# Last years frozen dandelions?



## TonyM243 (Mar 13, 2010)

Does anyone know if last years frozen dandelions would still be Ok to make wine with. Due to circumstances, was not able to make. Its almost time for fresh ones, but I hate to throw out last years.

Tony


----------



## Racer (Mar 13, 2010)

If they have stayed frozen the whole time I'd be willing to give them a try. I usually have to pick on multiple days and freeze batches of picked and cleaned pedals during the season. I havent had any bad experience from it but can also say they have been used up in about 3 months after picking.


----------



## Luc (Mar 14, 2010)

Actually I have done that.

I have frozen dandelions and forgot about them for a year.
When cleaning out the freezer found them and used them.
Turned out well.

Luc


----------



## Wade E (Mar 14, 2010)

I would be willing to say that it would be better then having a fruit frozen that long and wish i had done that the first time I picked them but after a few months of not making it I threw them all out and the following year picked all over again and must say it came out decent and I sweetened it up with orange blossom honey.


----------



## TonyM243 (Mar 15, 2010)

Sounds like I will give them a try. I think I will also try fresh this spring and will have something to compare it to.

Thanks again,
Tony


----------

◆ Job A:
In the dandelion wine thread, why does Racer freeze batches of petals during the season? Answer in one to three sentences.
◆ Job B:
In the dandelion wine thread, what did Wade E use to sweeten the wine?
◆ Job C:
Sum up the dandelion wine thread in two sentences.
The lines that come next aren't needed.

◆ Material provided:
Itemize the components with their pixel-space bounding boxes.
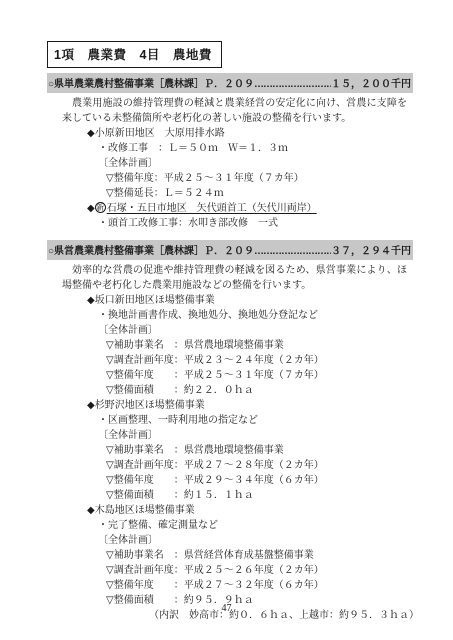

◆ Final result A:
Racer usually has to pick on several different days. The picked and cleaned petals from each day are frozen in batches during the season.

◆ Final result B:
Orange blossom honey.

◆ Final result C:
Tony asks whether dandelions frozen since last year are still fine for making wine, and others say they would try them, with Luc reporting that dandelions forgotten in the freezer for a year turned out well. Tony decides to give them a try and also to try fresh ones this spring so he has something to compare.